● TASK DESCRIPTION
Look for the string "элементоорганических" in every line, and copy each line that has it.

** START **

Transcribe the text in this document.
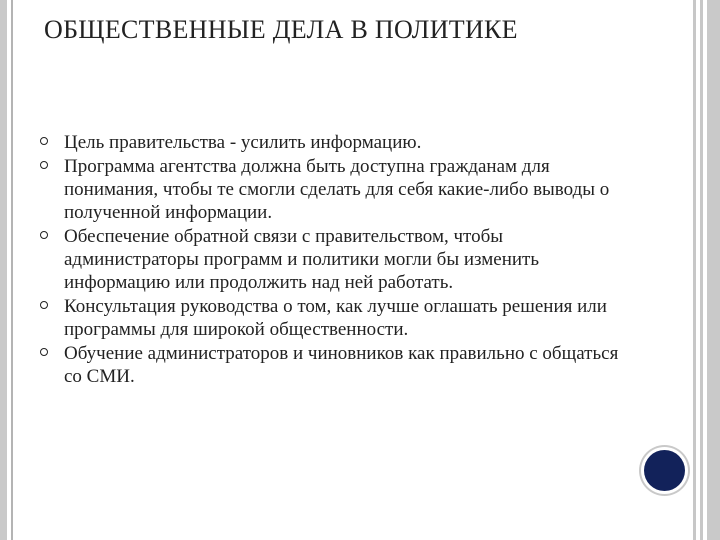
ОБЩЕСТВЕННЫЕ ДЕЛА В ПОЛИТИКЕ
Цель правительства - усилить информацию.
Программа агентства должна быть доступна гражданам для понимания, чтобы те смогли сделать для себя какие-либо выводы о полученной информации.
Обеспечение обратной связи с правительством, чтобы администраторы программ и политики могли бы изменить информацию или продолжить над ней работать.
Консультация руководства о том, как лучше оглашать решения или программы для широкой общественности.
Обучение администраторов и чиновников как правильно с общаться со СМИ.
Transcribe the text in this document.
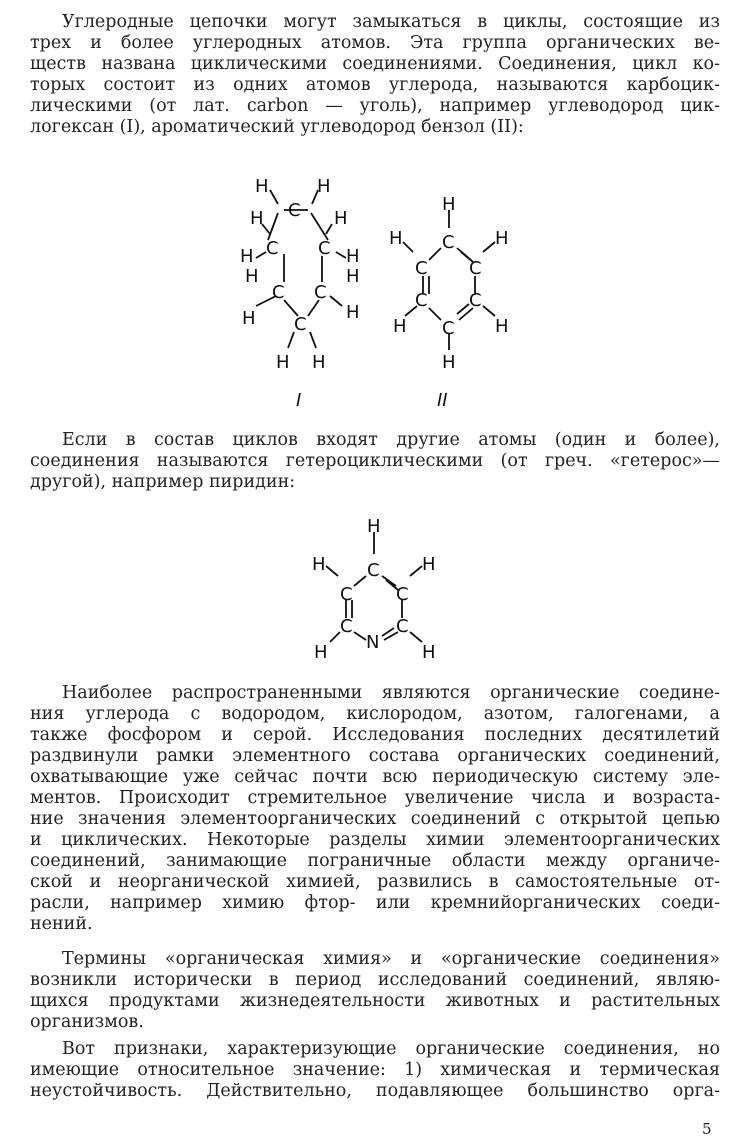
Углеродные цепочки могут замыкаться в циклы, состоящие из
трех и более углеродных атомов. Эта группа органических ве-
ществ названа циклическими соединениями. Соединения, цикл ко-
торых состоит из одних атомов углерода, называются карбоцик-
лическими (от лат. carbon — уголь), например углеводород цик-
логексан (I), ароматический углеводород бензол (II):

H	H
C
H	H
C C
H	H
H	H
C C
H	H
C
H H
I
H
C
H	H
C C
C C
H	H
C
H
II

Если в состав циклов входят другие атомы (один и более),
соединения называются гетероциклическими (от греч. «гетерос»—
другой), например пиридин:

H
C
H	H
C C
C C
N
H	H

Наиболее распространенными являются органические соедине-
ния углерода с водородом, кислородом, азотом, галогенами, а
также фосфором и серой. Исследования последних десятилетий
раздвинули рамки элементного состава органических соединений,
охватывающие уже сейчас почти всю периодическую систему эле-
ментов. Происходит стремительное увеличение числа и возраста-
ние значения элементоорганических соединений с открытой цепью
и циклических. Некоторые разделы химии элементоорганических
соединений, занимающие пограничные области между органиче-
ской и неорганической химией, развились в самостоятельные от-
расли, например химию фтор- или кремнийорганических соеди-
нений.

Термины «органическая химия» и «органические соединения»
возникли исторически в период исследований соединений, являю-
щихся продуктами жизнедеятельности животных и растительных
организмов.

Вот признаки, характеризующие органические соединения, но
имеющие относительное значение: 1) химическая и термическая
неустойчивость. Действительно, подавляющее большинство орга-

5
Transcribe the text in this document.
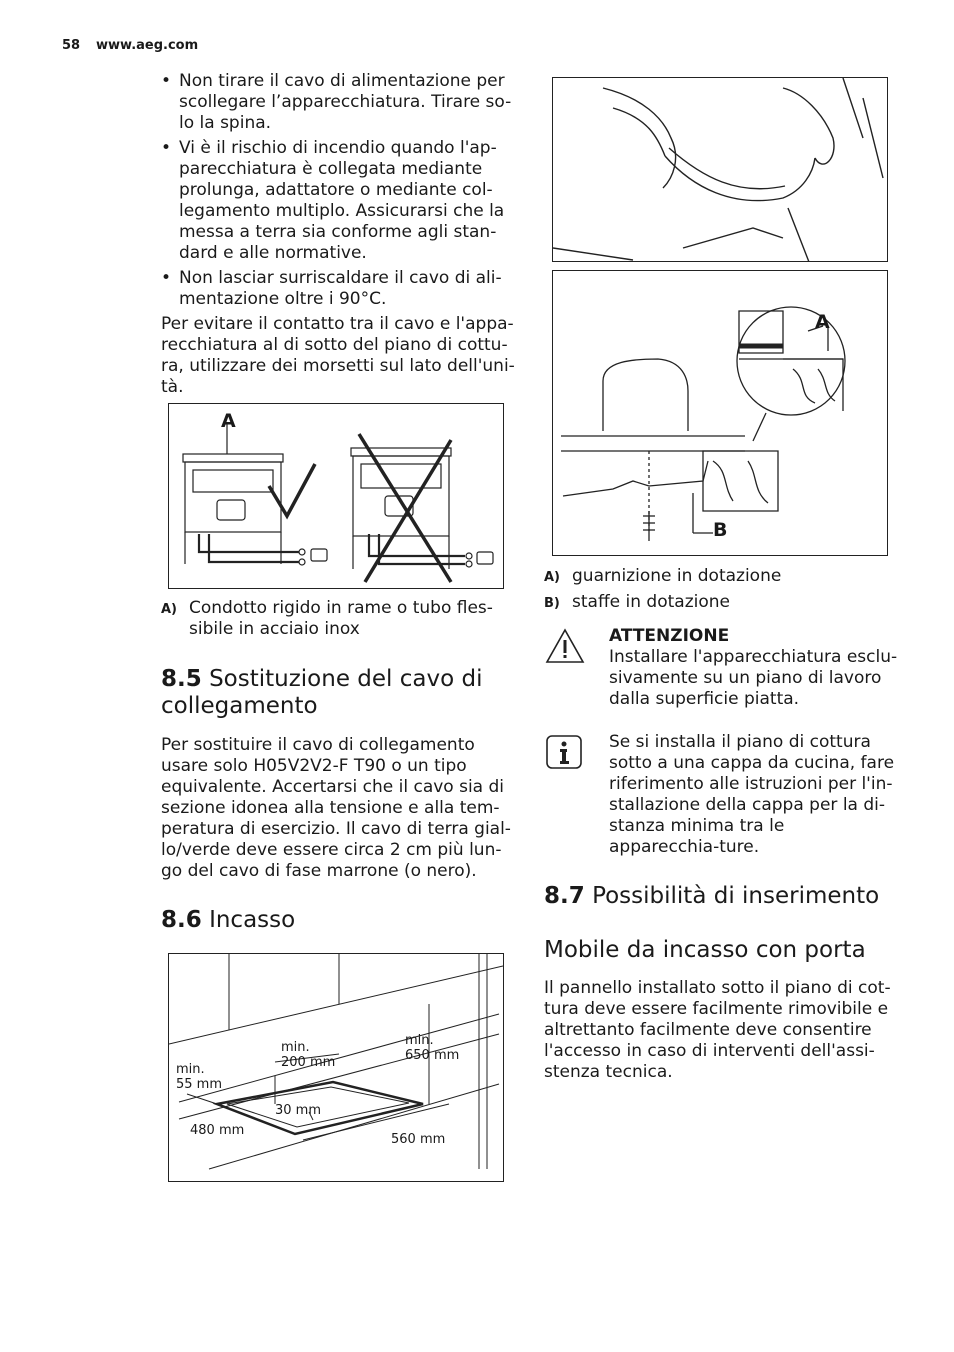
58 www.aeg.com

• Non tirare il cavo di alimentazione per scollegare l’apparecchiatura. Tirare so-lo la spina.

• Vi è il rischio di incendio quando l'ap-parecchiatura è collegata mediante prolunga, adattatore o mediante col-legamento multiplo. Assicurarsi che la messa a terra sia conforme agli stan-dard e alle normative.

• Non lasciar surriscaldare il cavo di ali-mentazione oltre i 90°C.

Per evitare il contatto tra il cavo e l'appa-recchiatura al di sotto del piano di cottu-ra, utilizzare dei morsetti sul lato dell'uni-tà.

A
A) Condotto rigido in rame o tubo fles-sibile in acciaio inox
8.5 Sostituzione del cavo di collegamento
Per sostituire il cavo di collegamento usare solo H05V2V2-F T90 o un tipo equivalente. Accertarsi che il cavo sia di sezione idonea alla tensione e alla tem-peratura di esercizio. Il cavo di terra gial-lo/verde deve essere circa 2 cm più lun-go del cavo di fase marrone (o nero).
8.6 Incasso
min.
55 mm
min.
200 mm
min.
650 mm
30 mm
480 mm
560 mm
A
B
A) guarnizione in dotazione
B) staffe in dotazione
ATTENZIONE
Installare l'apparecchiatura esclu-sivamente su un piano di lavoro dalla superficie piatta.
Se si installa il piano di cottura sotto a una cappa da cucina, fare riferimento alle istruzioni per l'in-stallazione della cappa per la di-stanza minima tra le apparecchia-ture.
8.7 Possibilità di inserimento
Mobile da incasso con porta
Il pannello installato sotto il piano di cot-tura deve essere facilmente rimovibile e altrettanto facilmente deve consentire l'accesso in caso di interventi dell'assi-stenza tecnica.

** END **

● THE REPLY
ние значения элементоорганических соединений с открытой цепью
и циклических. Некоторые разделы химии элементоорганических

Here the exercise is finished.